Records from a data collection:
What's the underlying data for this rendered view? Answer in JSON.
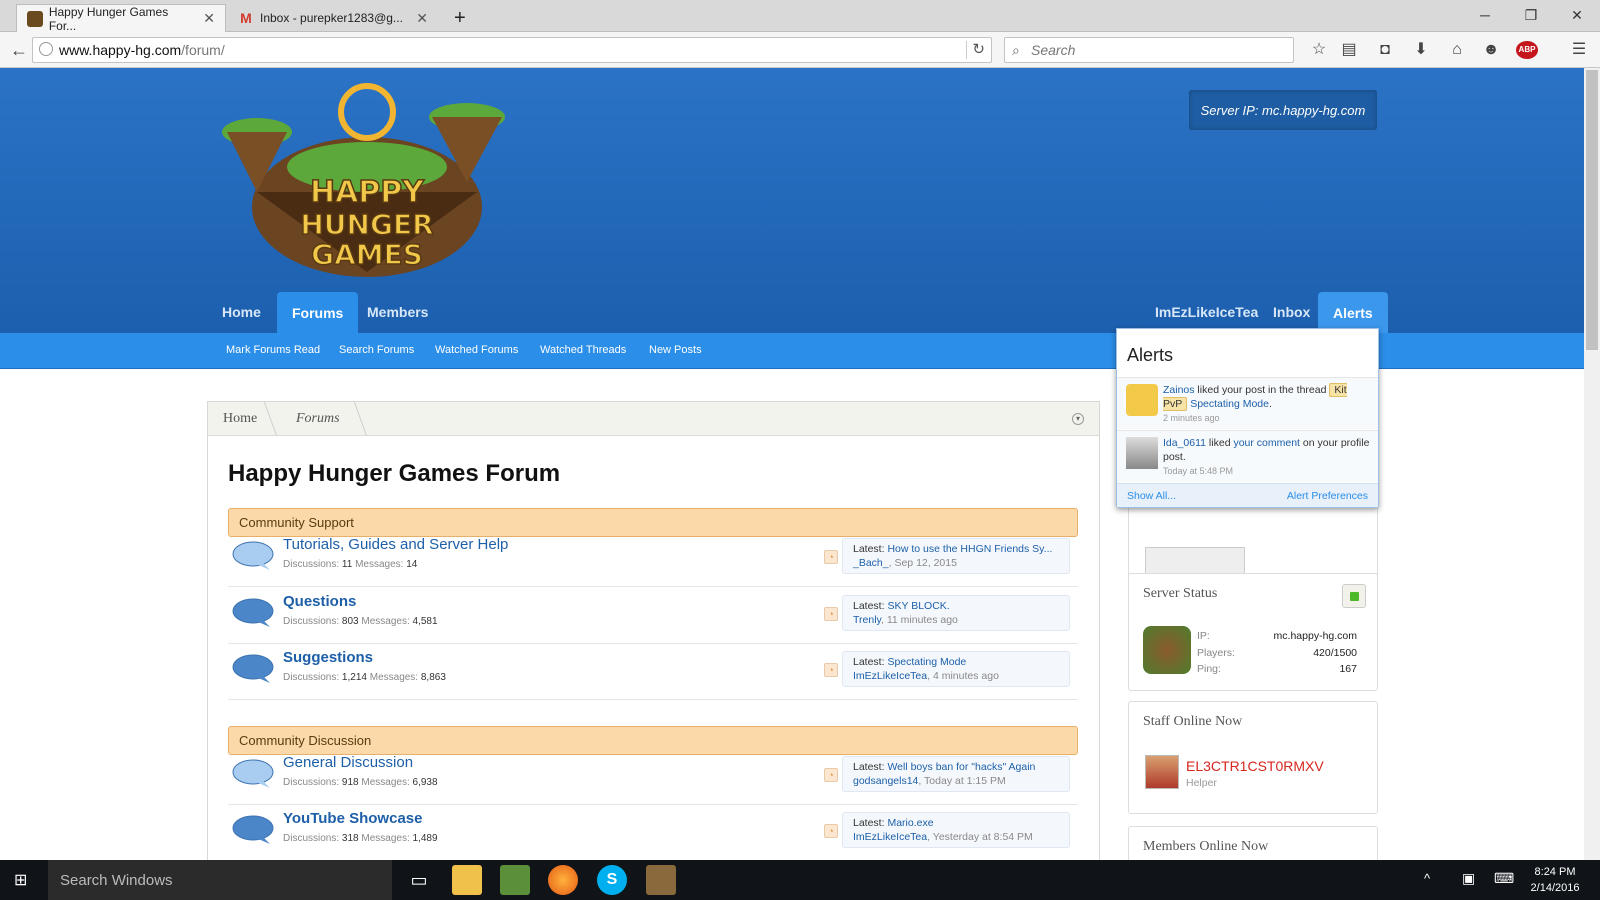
{
  "browser": {
    "tabs": [
      {
        "label": "Happy Hunger Games For..."
      },
      {
        "label": "Inbox - purepker1283@g..."
      }
    ],
    "url_domain": "www.happy-hg.com",
    "url_path": "/forum/",
    "search_placeholder": "Search"
  },
  "header": {
    "server_ip": "Server IP: mc.happy-hg.com",
    "nav_left": [
      "Home",
      "Forums",
      "Members"
    ],
    "nav_right": [
      "ImEzLikeIceTea",
      "Inbox",
      "Alerts"
    ],
    "subnav": [
      "Mark Forums Read",
      "Search Forums",
      "Watched Forums",
      "Watched Threads",
      "New Posts"
    ]
  },
  "breadcrumb": [
    "Home",
    "Forums"
  ],
  "page_title": "Happy Hunger Games Forum",
  "categories": [
    {
      "title": "Community Support",
      "nodes": [
        {
          "title": "Tutorials, Guides and Server Help",
          "discussions": "11",
          "messages": "14",
          "latest_title": "How to use the HHGN Friends Sy...",
          "latest_user": "_Bach_",
          "latest_time": "Sep 12, 2015",
          "unread": false
        },
        {
          "title": "Questions",
          "discussions": "803",
          "messages": "4,581",
          "latest_title": "SKY BLOCK.",
          "latest_user": "Trenly",
          "latest_time": "11 minutes ago",
          "unread": true
        },
        {
          "title": "Suggestions",
          "discussions": "1,214",
          "messages": "8,863",
          "latest_title": "Spectating Mode",
          "latest_user": "ImEzLikeIceTea",
          "latest_time": "4 minutes ago",
          "unread": true
        }
      ]
    },
    {
      "title": "Community Discussion",
      "nodes": [
        {
          "title": "General Discussion",
          "discussions": "918",
          "messages": "6,938",
          "latest_title": "Well boys ban for \"hacks\" Again",
          "latest_user": "godsangels14",
          "latest_time": "Today at 1:15 PM",
          "unread": false
        },
        {
          "title": "YouTube Showcase",
          "discussions": "318",
          "messages": "1,489",
          "latest_title": "Mario.exe",
          "latest_user": "ImEzLikeIceTea",
          "latest_time": "Yesterday at 8:54 PM",
          "unread": true
        }
      ]
    }
  ],
  "labels": {
    "discussions": "Discussions:",
    "messages": "Messages:",
    "latest": "Latest:"
  },
  "alerts": {
    "title": "Alerts",
    "items": [
      {
        "user": "Zainos",
        "text1": " liked your post in the thread ",
        "prefix": "Kit PvP",
        "thread": "Spectating Mode",
        "end": ".",
        "time": "2 minutes ago"
      },
      {
        "user": "Ida_0611",
        "text1": " liked ",
        "link": "your comment",
        "text2": " on your profile post.",
        "time": "Today at 5:48 PM"
      }
    ],
    "show_all": "Show All...",
    "preferences": "Alert Preferences"
  },
  "server_status": {
    "title": "Server Status",
    "ip_label": "IP:",
    "ip": "mc.happy-hg.com",
    "players_label": "Players:",
    "players": "420/1500",
    "ping_label": "Ping:",
    "ping": "167",
    "online_color": "#4cb82a"
  },
  "staff": {
    "title": "Staff Online Now",
    "name": "EL3CTR1CST0RMXV",
    "role": "Helper"
  },
  "members_online_partial": "Members Online Now",
  "taskbar": {
    "search": "Search Windows",
    "time": "8:24 PM",
    "date": "2/14/2016"
  },
  "colors": {
    "header_blue": "#1c5fae",
    "nav_blue": "#2b8ee8",
    "category_bg": "#fbd9a9",
    "link": "#1d5fa8"
  }
}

## TASK DIRECTIONS
Pictures are not part of the copy; output everything else in the records exactly.

## RESULT BELOW
What's the underlying data for this rendered view? Answer in JSON.
{
  "browser": {
    "tabs": [
      {
        "label": "Happy Hunger Games For..."
      },
      {
        "label": "Inbox - purepker1283@g..."
      }
    ],
    "url_domain": "www.happy-hg.com",
    "url_path": "/forum/",
    "search_placeholder": "Search"
  },
  "header": {
    "server_ip": "Server IP: mc.happy-hg.com",
    "nav_left": [
      "Home",
      "Forums",
      "Members"
    ],
    "nav_right": [
      "ImEzLikeIceTea",
      "Inbox",
      "Alerts"
    ],
    "subnav": [
      "Mark Forums Read",
      "Search Forums",
      "Watched Forums",
      "Watched Threads",
      "New Posts"
    ]
  },
  "breadcrumb": [
    "Home",
    "Forums"
  ],
  "page_title": "Happy Hunger Games Forum",
  "categories": [
    {
      "title": "Community Support",
      "nodes": [
        {
          "title": "Tutorials, Guides and Server Help",
          "discussions": "11",
          "messages": "14",
          "latest_title": "How to use the HHGN Friends Sy...",
          "latest_user": "_Bach_",
          "latest_time": "Sep 12, 2015",
          "unread": false
        },
        {
          "title": "Questions",
          "discussions": "803",
          "messages": "4,581",
          "latest_title": "SKY BLOCK.",
          "latest_user": "Trenly",
          "latest_time": "11 minutes ago",
          "unread": true
        },
        {
          "title": "Suggestions",
          "discussions": "1,214",
          "messages": "8,863",
          "latest_title": "Spectating Mode",
          "latest_user": "ImEzLikeIceTea",
          "latest_time": "4 minutes ago",
          "unread": true
        }
      ]
    },
    {
      "title": "Community Discussion",
      "nodes": [
        {
          "title": "General Discussion",
          "discussions": "918",
          "messages": "6,938",
          "latest_title": "Well boys ban for \"hacks\" Again",
          "latest_user": "godsangels14",
          "latest_time": "Today at 1:15 PM",
          "unread": false
        },
        {
          "title": "YouTube Showcase",
          "discussions": "318",
          "messages": "1,489",
          "latest_title": "Mario.exe",
          "latest_user": "ImEzLikeIceTea",
          "latest_time": "Yesterday at 8:54 PM",
          "unread": true
        }
      ]
    }
  ],
  "labels": {
    "discussions": "Discussions:",
    "messages": "Messages:",
    "latest": "Latest:"
  },
  "alerts": {
    "title": "Alerts",
    "items": [
      {
        "user": "Zainos",
        "text1": " liked your post in the thread ",
        "prefix": "Kit PvP",
        "thread": "Spectating Mode",
        "end": ".",
        "time": "2 minutes ago"
      },
      {
        "user": "Ida_0611",
        "text1": " liked ",
        "link": "your comment",
        "text2": " on your profile post.",
        "time": "Today at 5:48 PM"
      }
    ],
    "show_all": "Show All...",
    "preferences": "Alert Preferences"
  },
  "server_status": {
    "title": "Server Status",
    "ip_label": "IP:",
    "ip": "mc.happy-hg.com",
    "players_label": "Players:",
    "players": "420/1500",
    "ping_label": "Ping:",
    "ping": "167",
    "online_color": "#4cb82a"
  },
  "staff": {
    "title": "Staff Online Now",
    "name": "EL3CTR1CST0RMXV",
    "role": "Helper"
  },
  "members_online_partial": "Members Online Now",
  "taskbar": {
    "search": "Search Windows",
    "time": "8:24 PM",
    "date": "2/14/2016"
  },
  "colors": {
    "header_blue": "#1c5fae",
    "nav_blue": "#2b8ee8",
    "category_bg": "#fbd9a9",
    "link": "#1d5fa8"
  }
}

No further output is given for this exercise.